#### PROBLEM TO SOLVE
Lift every line from the entries that includes the word "name".

===== EXTRACTED ENTRIES =====

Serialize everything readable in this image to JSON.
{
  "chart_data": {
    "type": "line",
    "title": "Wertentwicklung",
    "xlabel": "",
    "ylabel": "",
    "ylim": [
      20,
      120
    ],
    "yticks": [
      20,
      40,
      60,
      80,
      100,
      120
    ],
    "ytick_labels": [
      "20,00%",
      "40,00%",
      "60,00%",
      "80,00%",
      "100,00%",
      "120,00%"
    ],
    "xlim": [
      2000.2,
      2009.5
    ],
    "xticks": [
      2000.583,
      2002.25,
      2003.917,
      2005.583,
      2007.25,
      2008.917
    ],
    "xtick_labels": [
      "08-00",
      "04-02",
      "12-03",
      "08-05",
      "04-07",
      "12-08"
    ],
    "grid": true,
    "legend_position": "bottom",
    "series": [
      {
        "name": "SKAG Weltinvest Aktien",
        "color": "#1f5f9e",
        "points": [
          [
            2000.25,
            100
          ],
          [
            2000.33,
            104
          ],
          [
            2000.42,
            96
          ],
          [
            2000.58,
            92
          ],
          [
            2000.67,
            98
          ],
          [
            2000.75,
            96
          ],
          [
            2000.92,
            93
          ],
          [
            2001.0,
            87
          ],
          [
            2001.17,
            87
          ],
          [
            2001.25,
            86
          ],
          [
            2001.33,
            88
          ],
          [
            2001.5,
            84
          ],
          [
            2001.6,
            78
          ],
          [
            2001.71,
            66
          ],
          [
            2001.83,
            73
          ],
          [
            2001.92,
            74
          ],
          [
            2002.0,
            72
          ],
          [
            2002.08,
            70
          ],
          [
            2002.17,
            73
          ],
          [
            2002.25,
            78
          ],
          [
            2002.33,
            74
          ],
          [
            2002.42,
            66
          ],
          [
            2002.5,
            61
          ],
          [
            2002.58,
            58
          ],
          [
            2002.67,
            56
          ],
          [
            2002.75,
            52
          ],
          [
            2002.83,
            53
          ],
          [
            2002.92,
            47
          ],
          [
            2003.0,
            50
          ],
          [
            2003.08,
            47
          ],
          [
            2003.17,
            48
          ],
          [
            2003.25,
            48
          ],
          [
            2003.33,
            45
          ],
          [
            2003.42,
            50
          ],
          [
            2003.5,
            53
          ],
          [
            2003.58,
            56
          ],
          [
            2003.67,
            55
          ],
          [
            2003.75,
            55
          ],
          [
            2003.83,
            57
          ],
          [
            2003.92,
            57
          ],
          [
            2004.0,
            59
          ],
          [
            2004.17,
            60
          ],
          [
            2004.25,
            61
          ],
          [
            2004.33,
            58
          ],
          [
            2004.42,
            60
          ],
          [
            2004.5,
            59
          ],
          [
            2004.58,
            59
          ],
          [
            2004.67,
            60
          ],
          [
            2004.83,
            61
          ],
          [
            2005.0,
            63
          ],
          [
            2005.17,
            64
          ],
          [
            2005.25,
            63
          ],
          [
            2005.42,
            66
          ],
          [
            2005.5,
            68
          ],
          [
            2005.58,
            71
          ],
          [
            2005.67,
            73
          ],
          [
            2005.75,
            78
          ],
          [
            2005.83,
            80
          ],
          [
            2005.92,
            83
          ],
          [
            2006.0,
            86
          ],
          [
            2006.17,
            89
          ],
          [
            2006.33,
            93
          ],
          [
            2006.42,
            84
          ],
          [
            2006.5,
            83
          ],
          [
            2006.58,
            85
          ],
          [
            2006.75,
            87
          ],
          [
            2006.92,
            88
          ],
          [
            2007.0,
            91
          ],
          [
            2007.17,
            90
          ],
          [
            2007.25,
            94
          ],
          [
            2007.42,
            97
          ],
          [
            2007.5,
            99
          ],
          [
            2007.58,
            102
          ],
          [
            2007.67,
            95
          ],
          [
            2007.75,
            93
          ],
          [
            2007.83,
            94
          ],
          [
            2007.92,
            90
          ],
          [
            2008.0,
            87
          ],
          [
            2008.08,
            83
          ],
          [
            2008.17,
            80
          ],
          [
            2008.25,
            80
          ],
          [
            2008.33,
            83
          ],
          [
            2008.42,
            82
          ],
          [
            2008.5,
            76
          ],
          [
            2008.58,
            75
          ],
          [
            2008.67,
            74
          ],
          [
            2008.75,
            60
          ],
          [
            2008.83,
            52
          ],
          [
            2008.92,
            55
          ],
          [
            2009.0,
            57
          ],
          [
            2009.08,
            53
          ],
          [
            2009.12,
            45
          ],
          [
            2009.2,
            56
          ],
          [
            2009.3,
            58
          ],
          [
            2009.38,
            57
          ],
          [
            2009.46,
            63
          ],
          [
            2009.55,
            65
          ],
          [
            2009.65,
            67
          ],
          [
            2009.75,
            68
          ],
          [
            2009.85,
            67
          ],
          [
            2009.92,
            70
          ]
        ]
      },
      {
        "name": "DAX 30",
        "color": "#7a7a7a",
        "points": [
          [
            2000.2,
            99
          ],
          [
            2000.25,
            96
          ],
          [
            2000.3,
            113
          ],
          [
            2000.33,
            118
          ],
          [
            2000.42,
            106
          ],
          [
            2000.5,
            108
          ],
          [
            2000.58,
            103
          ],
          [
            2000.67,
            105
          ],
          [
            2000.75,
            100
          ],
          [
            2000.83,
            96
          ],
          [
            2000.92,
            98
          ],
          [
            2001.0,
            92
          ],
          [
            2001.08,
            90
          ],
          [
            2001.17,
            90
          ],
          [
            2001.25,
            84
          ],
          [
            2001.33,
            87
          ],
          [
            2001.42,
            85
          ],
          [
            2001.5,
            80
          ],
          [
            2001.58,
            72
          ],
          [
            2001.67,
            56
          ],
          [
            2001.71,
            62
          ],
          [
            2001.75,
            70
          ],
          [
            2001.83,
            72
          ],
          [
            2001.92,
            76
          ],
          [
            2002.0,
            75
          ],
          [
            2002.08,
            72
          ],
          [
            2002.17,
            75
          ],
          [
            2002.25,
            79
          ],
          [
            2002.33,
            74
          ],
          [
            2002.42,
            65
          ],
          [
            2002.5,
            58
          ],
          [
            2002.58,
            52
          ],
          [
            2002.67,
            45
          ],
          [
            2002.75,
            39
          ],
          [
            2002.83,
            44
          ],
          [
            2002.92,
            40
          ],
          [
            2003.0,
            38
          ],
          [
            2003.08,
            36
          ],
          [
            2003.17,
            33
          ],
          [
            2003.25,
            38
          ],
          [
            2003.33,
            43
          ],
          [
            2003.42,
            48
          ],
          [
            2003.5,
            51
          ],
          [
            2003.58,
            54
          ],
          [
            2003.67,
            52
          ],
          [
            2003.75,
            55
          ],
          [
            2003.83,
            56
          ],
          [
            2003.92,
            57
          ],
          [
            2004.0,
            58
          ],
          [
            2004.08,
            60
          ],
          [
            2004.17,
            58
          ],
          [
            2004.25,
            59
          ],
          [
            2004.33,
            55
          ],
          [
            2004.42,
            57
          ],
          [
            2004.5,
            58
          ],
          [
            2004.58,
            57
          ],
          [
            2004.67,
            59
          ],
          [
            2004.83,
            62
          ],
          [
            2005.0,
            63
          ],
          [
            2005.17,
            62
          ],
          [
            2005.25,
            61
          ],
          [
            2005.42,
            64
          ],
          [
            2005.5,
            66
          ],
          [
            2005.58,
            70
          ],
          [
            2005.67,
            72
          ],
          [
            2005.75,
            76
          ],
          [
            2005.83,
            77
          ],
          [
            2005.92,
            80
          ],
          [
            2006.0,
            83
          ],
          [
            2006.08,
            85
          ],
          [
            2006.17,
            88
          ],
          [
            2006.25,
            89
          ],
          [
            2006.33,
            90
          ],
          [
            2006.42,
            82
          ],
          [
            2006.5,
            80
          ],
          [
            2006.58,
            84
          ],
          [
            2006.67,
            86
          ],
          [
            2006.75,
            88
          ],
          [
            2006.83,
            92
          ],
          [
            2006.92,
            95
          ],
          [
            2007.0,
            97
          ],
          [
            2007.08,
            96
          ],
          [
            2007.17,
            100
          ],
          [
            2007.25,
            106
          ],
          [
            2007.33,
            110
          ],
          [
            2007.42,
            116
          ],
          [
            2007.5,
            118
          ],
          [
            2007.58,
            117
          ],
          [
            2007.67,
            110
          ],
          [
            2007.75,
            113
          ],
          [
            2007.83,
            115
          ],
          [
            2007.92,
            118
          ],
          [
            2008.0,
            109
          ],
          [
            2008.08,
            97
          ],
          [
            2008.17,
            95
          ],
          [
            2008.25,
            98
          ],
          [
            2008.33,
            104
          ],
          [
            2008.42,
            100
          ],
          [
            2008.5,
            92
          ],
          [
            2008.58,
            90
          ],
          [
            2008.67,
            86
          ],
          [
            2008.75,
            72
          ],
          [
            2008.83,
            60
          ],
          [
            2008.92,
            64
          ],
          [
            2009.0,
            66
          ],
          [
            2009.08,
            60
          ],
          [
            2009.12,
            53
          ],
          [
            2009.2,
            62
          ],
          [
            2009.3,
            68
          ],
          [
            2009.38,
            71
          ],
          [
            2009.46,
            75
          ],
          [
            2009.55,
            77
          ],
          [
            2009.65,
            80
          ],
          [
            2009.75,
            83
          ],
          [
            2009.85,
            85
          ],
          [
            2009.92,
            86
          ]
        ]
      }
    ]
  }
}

=====

#### WORKED ANSWER
        "name": "SKAG Weltinvest Aktien",
        "name": "DAX 30",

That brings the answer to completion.